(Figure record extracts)

══════════════════════════════

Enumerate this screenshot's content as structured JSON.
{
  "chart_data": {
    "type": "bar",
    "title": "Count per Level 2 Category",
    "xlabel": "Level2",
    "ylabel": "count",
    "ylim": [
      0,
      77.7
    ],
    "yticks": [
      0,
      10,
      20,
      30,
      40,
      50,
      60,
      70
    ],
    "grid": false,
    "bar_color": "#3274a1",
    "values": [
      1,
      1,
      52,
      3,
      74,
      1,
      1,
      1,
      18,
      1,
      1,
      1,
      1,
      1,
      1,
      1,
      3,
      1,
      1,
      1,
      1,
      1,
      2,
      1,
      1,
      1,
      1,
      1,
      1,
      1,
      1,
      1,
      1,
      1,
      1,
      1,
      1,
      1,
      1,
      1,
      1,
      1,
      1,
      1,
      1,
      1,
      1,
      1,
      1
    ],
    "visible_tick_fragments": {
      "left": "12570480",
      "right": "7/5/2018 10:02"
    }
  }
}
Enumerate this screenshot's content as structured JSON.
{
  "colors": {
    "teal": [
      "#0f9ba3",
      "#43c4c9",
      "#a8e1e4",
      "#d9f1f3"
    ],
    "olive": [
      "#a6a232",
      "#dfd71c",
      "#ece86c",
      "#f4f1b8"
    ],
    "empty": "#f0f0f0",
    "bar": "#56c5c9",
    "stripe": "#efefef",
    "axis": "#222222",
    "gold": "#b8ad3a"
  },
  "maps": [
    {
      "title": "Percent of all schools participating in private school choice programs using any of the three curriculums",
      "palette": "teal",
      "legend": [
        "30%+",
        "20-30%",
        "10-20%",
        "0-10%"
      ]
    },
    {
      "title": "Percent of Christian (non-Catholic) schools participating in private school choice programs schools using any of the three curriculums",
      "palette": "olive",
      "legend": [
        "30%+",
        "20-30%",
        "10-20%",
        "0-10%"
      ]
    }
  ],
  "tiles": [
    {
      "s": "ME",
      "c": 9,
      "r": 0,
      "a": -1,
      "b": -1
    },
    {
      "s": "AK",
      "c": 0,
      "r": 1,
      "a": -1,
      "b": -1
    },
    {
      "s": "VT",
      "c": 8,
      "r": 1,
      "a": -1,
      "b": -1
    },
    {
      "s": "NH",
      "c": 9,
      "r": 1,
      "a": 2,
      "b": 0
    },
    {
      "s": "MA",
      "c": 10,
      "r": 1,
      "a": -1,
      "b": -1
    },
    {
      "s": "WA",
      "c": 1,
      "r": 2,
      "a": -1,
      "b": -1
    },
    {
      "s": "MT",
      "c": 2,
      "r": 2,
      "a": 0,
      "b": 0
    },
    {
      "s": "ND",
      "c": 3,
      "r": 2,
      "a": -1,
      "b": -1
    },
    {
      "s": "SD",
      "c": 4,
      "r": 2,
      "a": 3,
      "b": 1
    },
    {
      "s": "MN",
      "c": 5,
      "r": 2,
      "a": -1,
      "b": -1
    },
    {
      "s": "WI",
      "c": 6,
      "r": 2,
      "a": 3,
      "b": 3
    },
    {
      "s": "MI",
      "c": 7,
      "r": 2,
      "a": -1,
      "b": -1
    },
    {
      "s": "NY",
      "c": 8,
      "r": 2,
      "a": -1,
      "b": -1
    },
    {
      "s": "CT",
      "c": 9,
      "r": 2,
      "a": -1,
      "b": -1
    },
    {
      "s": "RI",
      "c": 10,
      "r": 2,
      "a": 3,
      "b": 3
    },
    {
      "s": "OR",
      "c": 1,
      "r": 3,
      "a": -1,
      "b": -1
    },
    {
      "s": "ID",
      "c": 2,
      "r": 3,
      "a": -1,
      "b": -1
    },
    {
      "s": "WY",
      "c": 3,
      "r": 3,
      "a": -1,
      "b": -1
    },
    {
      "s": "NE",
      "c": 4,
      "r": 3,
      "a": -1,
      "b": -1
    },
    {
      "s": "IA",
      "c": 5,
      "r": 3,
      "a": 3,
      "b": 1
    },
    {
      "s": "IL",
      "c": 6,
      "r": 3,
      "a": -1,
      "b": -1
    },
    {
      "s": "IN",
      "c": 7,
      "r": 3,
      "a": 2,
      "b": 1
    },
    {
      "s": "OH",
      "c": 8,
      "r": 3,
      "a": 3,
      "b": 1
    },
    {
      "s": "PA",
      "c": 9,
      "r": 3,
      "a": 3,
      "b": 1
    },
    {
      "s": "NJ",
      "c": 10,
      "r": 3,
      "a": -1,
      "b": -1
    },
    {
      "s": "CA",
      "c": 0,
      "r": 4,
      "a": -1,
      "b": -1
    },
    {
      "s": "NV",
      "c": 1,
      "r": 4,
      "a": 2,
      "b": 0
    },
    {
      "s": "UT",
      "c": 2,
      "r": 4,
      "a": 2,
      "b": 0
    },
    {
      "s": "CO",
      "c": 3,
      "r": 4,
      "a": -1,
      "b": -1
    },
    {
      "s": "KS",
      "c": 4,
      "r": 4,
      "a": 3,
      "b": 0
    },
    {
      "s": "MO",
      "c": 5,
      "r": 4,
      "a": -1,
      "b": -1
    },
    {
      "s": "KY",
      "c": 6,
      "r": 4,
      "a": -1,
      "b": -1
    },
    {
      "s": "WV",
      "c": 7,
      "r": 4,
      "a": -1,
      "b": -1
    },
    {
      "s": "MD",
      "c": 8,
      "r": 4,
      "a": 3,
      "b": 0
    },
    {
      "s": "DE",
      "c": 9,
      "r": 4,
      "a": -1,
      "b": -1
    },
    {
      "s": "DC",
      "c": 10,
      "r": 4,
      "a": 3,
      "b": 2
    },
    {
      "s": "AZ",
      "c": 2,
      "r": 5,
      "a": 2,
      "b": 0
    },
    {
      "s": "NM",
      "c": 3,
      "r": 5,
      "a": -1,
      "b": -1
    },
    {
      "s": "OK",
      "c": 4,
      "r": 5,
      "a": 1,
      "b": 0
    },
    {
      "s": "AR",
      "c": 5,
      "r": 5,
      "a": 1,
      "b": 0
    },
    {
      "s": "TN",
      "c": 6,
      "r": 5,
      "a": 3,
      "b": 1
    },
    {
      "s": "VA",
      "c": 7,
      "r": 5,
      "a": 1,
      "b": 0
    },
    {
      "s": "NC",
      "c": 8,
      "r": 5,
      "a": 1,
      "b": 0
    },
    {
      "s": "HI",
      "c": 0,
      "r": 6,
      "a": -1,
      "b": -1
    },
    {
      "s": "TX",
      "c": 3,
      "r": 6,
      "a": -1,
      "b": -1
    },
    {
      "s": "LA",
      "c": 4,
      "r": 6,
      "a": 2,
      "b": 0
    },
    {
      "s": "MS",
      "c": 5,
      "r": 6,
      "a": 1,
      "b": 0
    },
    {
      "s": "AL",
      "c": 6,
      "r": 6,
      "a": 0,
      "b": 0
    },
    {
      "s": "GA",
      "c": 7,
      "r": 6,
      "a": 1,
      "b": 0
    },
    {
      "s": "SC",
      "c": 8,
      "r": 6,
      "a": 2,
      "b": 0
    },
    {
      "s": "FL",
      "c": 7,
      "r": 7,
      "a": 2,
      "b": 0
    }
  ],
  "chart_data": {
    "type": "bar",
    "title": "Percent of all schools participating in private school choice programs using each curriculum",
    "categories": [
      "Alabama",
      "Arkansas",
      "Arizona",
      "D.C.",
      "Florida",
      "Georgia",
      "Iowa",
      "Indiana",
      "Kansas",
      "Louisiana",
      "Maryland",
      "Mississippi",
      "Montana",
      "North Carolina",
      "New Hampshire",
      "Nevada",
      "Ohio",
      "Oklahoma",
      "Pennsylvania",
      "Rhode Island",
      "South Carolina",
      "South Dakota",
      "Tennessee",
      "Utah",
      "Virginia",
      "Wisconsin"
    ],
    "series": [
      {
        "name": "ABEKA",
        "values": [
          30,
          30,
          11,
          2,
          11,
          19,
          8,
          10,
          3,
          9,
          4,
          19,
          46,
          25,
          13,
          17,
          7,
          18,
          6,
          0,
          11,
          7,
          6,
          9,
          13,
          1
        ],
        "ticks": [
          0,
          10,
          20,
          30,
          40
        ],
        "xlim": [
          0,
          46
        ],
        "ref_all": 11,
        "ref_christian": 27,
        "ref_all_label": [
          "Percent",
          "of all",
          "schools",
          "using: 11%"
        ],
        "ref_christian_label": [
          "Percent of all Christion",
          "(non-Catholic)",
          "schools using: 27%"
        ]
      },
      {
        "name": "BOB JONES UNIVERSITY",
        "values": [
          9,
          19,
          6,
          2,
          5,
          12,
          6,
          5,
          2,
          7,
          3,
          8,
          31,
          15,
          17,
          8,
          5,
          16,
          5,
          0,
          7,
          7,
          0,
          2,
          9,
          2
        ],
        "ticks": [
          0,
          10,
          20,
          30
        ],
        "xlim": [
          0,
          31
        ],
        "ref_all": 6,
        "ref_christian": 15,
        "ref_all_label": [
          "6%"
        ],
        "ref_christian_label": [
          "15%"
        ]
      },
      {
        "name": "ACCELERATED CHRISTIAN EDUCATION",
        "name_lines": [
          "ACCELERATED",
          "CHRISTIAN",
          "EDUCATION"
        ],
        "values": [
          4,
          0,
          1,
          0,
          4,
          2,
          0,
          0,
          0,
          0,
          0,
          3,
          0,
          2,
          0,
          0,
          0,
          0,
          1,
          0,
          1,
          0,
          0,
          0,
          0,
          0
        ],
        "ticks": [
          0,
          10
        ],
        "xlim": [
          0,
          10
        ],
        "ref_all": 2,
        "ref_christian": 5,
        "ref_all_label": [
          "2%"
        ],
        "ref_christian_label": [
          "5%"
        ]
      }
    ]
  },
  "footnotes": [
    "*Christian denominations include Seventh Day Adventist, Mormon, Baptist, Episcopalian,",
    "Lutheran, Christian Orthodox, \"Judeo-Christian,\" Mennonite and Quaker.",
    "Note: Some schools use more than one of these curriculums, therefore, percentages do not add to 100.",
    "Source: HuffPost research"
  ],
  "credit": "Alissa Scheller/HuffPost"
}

══════════════════════════════

**What you will do**: Which lines contain "ACCELERATED"? Show each of them.

**Correct output**:
        "name": "ACCELERATED CHRISTIAN EDUCATION",
          "ACCELERATED",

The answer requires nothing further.